━━━ Data to process ━━━

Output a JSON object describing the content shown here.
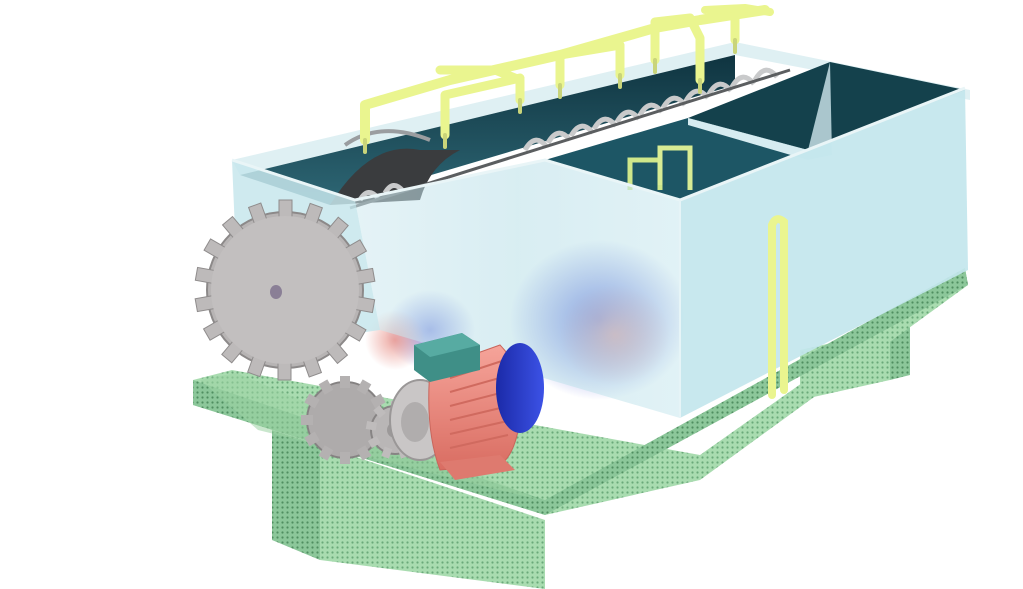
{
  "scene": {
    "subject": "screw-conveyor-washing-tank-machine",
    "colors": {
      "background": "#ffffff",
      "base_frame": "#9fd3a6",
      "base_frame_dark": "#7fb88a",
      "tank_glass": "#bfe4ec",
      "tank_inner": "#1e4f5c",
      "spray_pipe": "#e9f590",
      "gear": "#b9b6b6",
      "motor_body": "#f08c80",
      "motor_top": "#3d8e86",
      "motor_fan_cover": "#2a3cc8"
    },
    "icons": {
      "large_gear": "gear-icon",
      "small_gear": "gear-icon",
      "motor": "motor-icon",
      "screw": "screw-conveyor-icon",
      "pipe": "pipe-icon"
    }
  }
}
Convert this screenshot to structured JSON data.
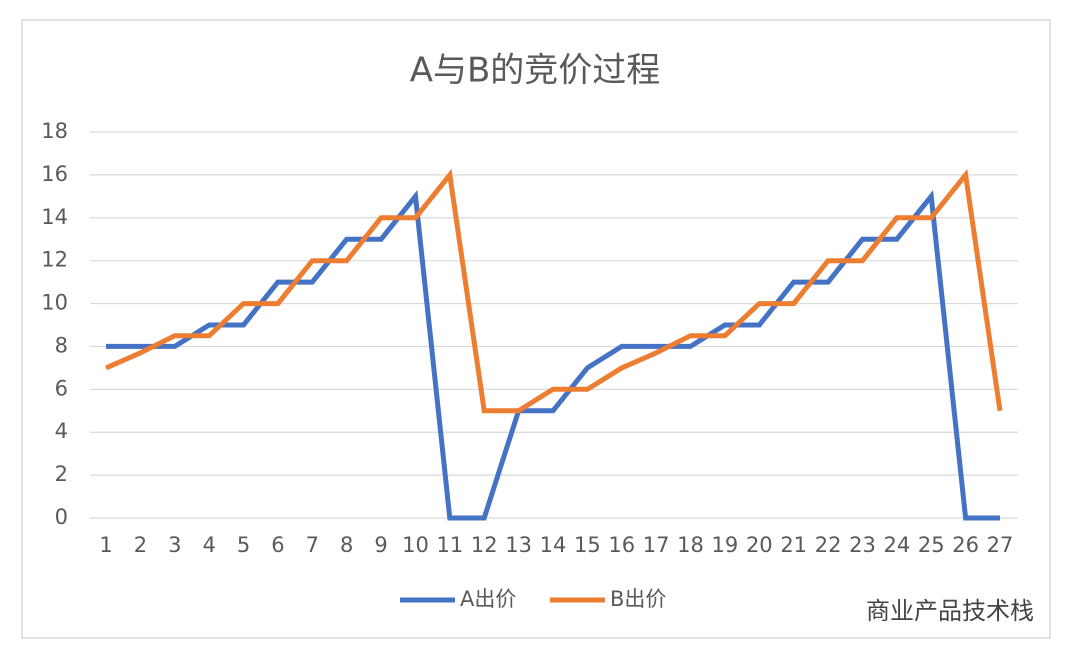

━━━
━━━ Data to process ━━━

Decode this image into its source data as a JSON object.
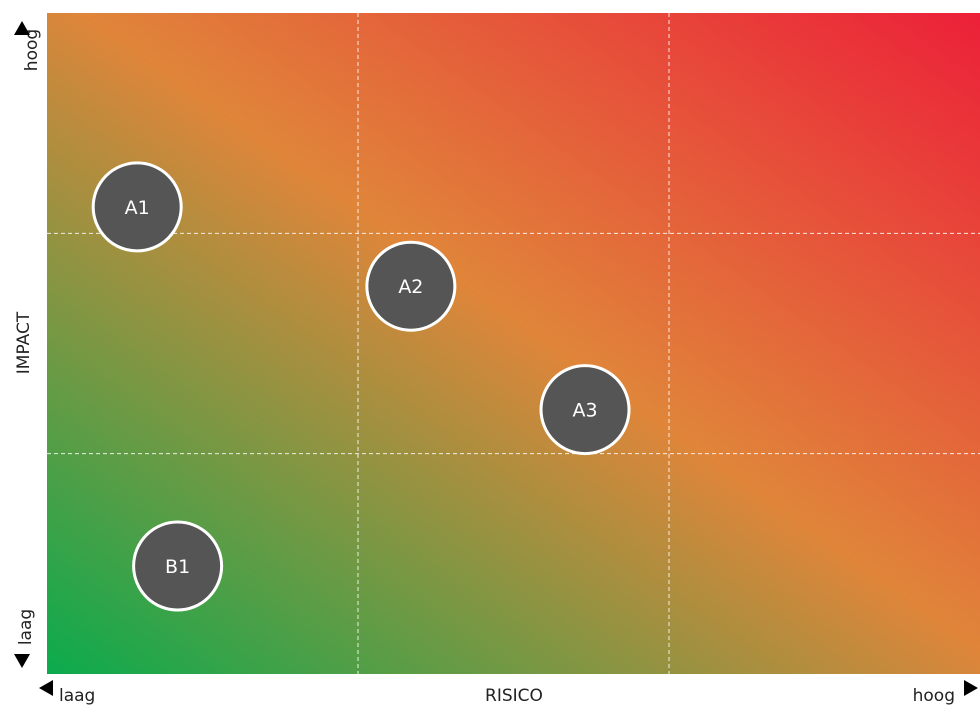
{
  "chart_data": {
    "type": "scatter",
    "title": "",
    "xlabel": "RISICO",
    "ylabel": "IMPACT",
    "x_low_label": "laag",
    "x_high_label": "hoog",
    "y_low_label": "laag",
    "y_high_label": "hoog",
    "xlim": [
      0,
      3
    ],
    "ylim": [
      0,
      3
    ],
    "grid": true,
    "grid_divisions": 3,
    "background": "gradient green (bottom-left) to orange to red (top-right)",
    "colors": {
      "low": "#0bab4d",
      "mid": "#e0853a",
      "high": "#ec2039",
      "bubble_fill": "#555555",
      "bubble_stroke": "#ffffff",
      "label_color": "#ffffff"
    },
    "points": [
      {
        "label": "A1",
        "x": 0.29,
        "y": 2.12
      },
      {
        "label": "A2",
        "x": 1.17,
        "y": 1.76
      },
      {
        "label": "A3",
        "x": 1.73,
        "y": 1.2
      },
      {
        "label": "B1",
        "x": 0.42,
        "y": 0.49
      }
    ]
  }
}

━━━

» **Written problem**:
Among the records above, locate the line containing "Output a JSON" and the line containing "Convert this screenshot", then transcribe exactly the lines starting at the first and ending at the second, with no pictures.

» **Task output**:
Output a JSON object describing the content shown here.
{
  "scene": {
    "subject": "screw-conveyor-washing-tank-machine",
    "colors": {
      "background": "#ffffff",
      "base_frame": "#9fd3a6",
      "base_frame_dark": "#7fb88a",
      "tank_glass": "#bfe4ec",
      "tank_inner": "#1e4f5c",
      "spray_pipe": "#e9f590",
      "gear": "#b9b6b6",
      "motor_body": "#f08c80",
      "motor_top": "#3d8e86",
      "motor_fan_cover": "#2a3cc8"
    },
    "icons": {
      "large_gear": "gear-icon",
      "small_gear": "gear-icon",
      "motor": "motor-icon",
      "screw": "screw-conveyor-icon",
      "pipe": "pipe-icon"
    }
  }
}
Convert this screenshot to structured JSON data.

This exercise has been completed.